Stated problem.
Return a copy of every line in the records that includes the word "JSON".

Source data.
►
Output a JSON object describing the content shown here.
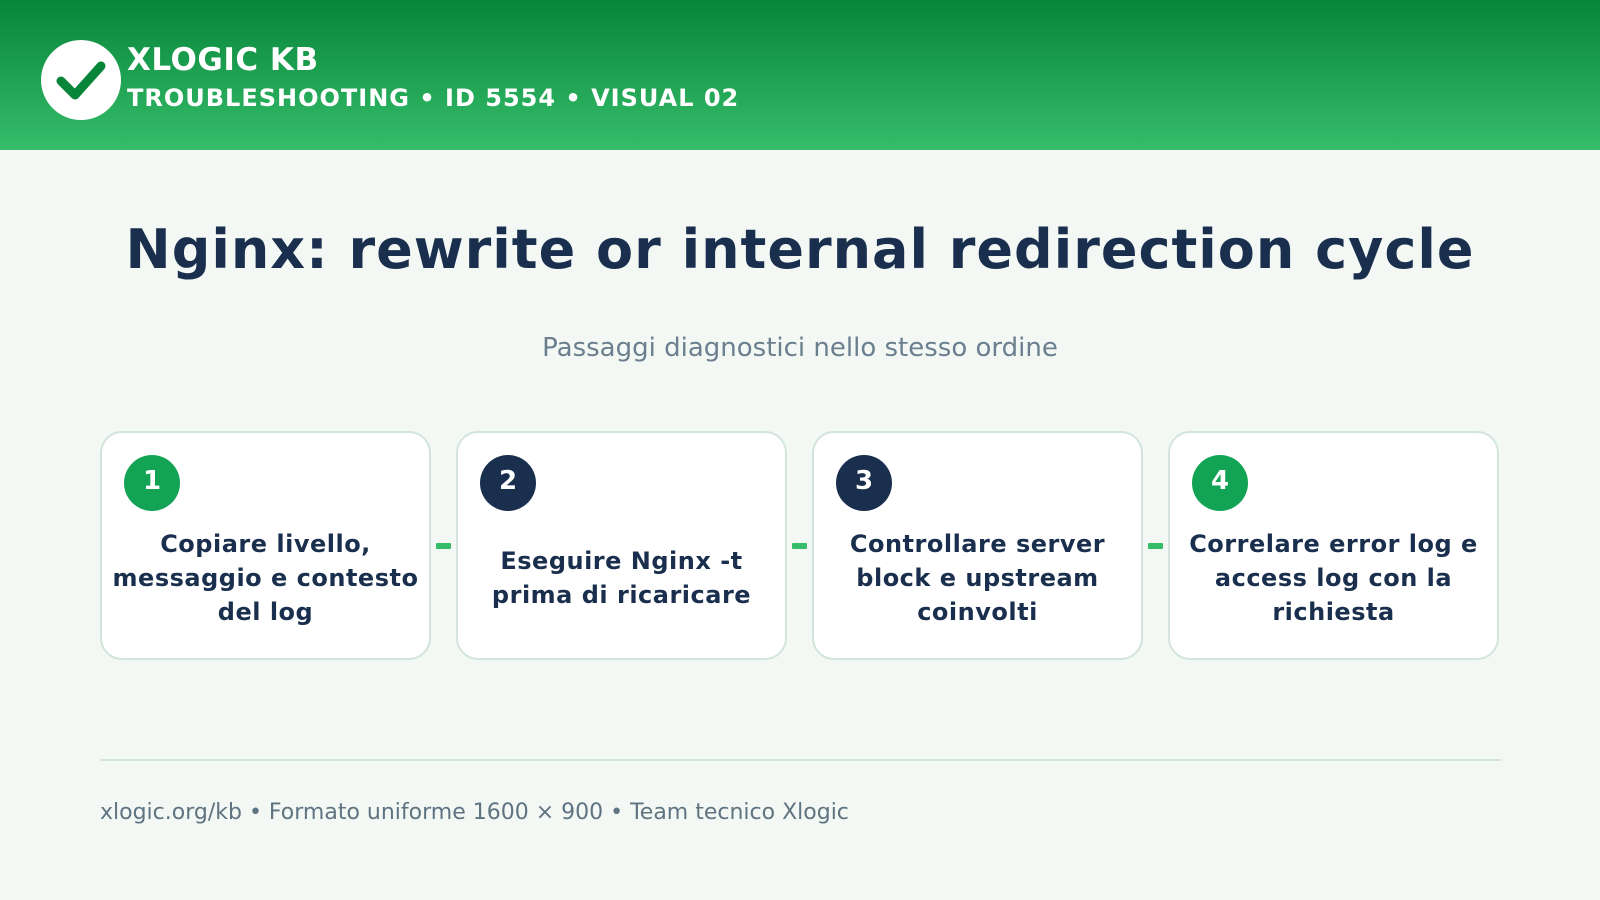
{
  "header": {
    "brand_name": "XLOGIC KB",
    "brand_subtitle": "TROUBLESHOOTING • ID 5554 • VISUAL 02",
    "logo_icon": "checkmark-icon",
    "gradient_top": "#078539",
    "gradient_bottom": "#35bd6a"
  },
  "main": {
    "title": "Nginx: rewrite or internal redirection cycle",
    "subtitle": "Passaggi diagnostici nello stesso ordine"
  },
  "steps": [
    {
      "number": "1",
      "text": "Copiare livello, messaggio e contesto del log",
      "badge_color": "#12a454"
    },
    {
      "number": "2",
      "text": "Eseguire Nginx -t prima di ricaricare",
      "badge_color": "#1a2f4d"
    },
    {
      "number": "3",
      "text": "Controllare server block e upstream coinvolti",
      "badge_color": "#1a2f4d"
    },
    {
      "number": "4",
      "text": "Correlare error log e access log con la richiesta",
      "badge_color": "#12a454"
    }
  ],
  "footer": {
    "text": "xlogic.org/kb • Formato uniforme 1600 × 900 • Team tecnico Xlogic"
  },
  "colors": {
    "background": "#f3f8f5",
    "title": "#1a2f4d",
    "accent": "#35bd6a",
    "card_border": "#d3e4dc"
  }
}
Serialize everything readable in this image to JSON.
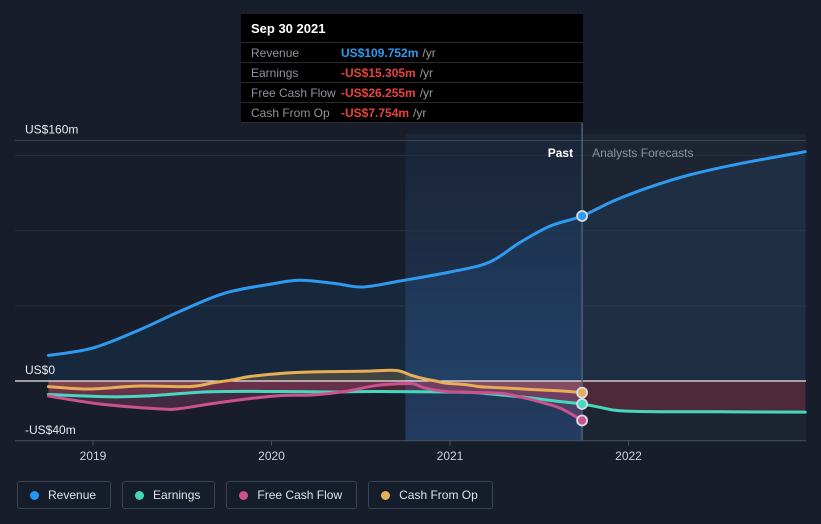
{
  "tooltip": {
    "date": "Sep 30 2021",
    "rows": [
      {
        "label": "Revenue",
        "value": "US$109.752m",
        "suffix": "/yr",
        "color": "#2E9BF0"
      },
      {
        "label": "Earnings",
        "value": "-US$15.305m",
        "suffix": "/yr",
        "color": "#E8443C"
      },
      {
        "label": "Free Cash Flow",
        "value": "-US$26.255m",
        "suffix": "/yr",
        "color": "#E8443C"
      },
      {
        "label": "Cash From Op",
        "value": "-US$7.754m",
        "suffix": "/yr",
        "color": "#E8443C"
      }
    ]
  },
  "labels": {
    "past": "Past",
    "forecast": "Analysts Forecasts"
  },
  "legend": [
    {
      "label": "Revenue",
      "color": "#2196F3"
    },
    {
      "label": "Earnings",
      "color": "#45D6B8"
    },
    {
      "label": "Free Cash Flow",
      "color": "#C9528F"
    },
    {
      "label": "Cash From Op",
      "color": "#E6AE57"
    }
  ],
  "chart_data": {
    "type": "line",
    "x_unit": "year",
    "xlim": [
      2018.75,
      2022.99
    ],
    "ylim": [
      -40,
      160
    ],
    "y_axis_labels": [
      {
        "value": 160,
        "label": "US$160m"
      },
      {
        "value": 0,
        "label": "US$0"
      },
      {
        "value": -40,
        "label": "-US$40m"
      }
    ],
    "y_gridlines": [
      150,
      100,
      50
    ],
    "x_ticks": [
      {
        "value": 2019,
        "label": "2019"
      },
      {
        "value": 2020,
        "label": "2020"
      },
      {
        "value": 2021,
        "label": "2021"
      },
      {
        "value": 2022,
        "label": "2022"
      }
    ],
    "divider_x": 2021.74,
    "highlight_band": [
      2020.75,
      2021.74
    ],
    "legend_position": "bottom",
    "grid": true,
    "series": [
      {
        "name": "Revenue",
        "color": "#2E9BF0",
        "fill": "rgba(46,155,240,0.09)",
        "dot_value": 109.752,
        "points": [
          [
            2018.75,
            17
          ],
          [
            2019.0,
            22
          ],
          [
            2019.26,
            34
          ],
          [
            2019.49,
            46.5
          ],
          [
            2019.74,
            58.5
          ],
          [
            2020.0,
            64.5
          ],
          [
            2020.16,
            67
          ],
          [
            2020.36,
            64.8
          ],
          [
            2020.51,
            62.5
          ],
          [
            2020.72,
            66.5
          ],
          [
            2021.0,
            72.5
          ],
          [
            2021.22,
            79
          ],
          [
            2021.39,
            92
          ],
          [
            2021.56,
            103
          ],
          [
            2021.74,
            109.752
          ],
          [
            2021.92,
            120
          ],
          [
            2022.12,
            129
          ],
          [
            2022.34,
            137
          ],
          [
            2022.62,
            144.5
          ],
          [
            2022.99,
            152.5
          ]
        ]
      },
      {
        "name": "Cash From Op",
        "color": "#E6AE57",
        "fill": "rgba(230,174,87,0.20)",
        "dot_value": -7.754,
        "points": [
          [
            2018.75,
            -3.7
          ],
          [
            2018.98,
            -5.3
          ],
          [
            2019.26,
            -3.3
          ],
          [
            2019.54,
            -3.7
          ],
          [
            2019.68,
            -1
          ],
          [
            2019.77,
            0.5
          ],
          [
            2019.88,
            3
          ],
          [
            2020.05,
            5
          ],
          [
            2020.22,
            6
          ],
          [
            2020.38,
            6.3
          ],
          [
            2020.55,
            6.6
          ],
          [
            2020.7,
            7
          ],
          [
            2020.79,
            3.5
          ],
          [
            2020.86,
            1.3
          ],
          [
            2020.92,
            0
          ],
          [
            2020.98,
            -1.5
          ],
          [
            2021.08,
            -2.3
          ],
          [
            2021.17,
            -3.8
          ],
          [
            2021.28,
            -4.5
          ],
          [
            2021.39,
            -5.2
          ],
          [
            2021.5,
            -5.9
          ],
          [
            2021.62,
            -6.6
          ],
          [
            2021.74,
            -7.754
          ]
        ]
      },
      {
        "name": "Earnings",
        "color": "#46D8BE",
        "fill": "rgba(222,62,72,0.26)",
        "dot_value": -15.305,
        "points": [
          [
            2018.75,
            -9
          ],
          [
            2019.1,
            -10.5
          ],
          [
            2019.32,
            -9.8
          ],
          [
            2019.66,
            -7.2
          ],
          [
            2020.05,
            -7
          ],
          [
            2020.33,
            -7.3
          ],
          [
            2020.58,
            -7
          ],
          [
            2021.08,
            -7.5
          ],
          [
            2021.26,
            -9
          ],
          [
            2021.39,
            -10.5
          ],
          [
            2021.5,
            -12
          ],
          [
            2021.62,
            -13.7
          ],
          [
            2021.74,
            -15.305
          ],
          [
            2021.84,
            -17.5
          ],
          [
            2021.95,
            -19.8
          ],
          [
            2022.18,
            -20.4
          ],
          [
            2022.5,
            -20.5
          ],
          [
            2022.99,
            -20.7
          ]
        ]
      },
      {
        "name": "Free Cash Flow",
        "color": "#C9528F",
        "fill": "rgba(201,82,143,0.25)",
        "dot_value": -26.255,
        "points": [
          [
            2018.75,
            -10
          ],
          [
            2019.04,
            -15.3
          ],
          [
            2019.38,
            -18.6
          ],
          [
            2019.49,
            -18.3
          ],
          [
            2019.67,
            -15
          ],
          [
            2019.86,
            -12
          ],
          [
            2020.05,
            -9.7
          ],
          [
            2020.23,
            -9.3
          ],
          [
            2020.41,
            -7
          ],
          [
            2020.58,
            -3.1
          ],
          [
            2020.69,
            -2
          ],
          [
            2020.79,
            -1.8
          ],
          [
            2020.86,
            -4.7
          ],
          [
            2020.97,
            -6.9
          ],
          [
            2021.08,
            -7.5
          ],
          [
            2021.28,
            -8.2
          ],
          [
            2021.39,
            -10.5
          ],
          [
            2021.5,
            -13.8
          ],
          [
            2021.62,
            -18.2
          ],
          [
            2021.74,
            -26.255
          ]
        ]
      }
    ]
  }
}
◄
Correct output.
Output a JSON object describing the content shown here.
Serialize everything readable in this image to JSON.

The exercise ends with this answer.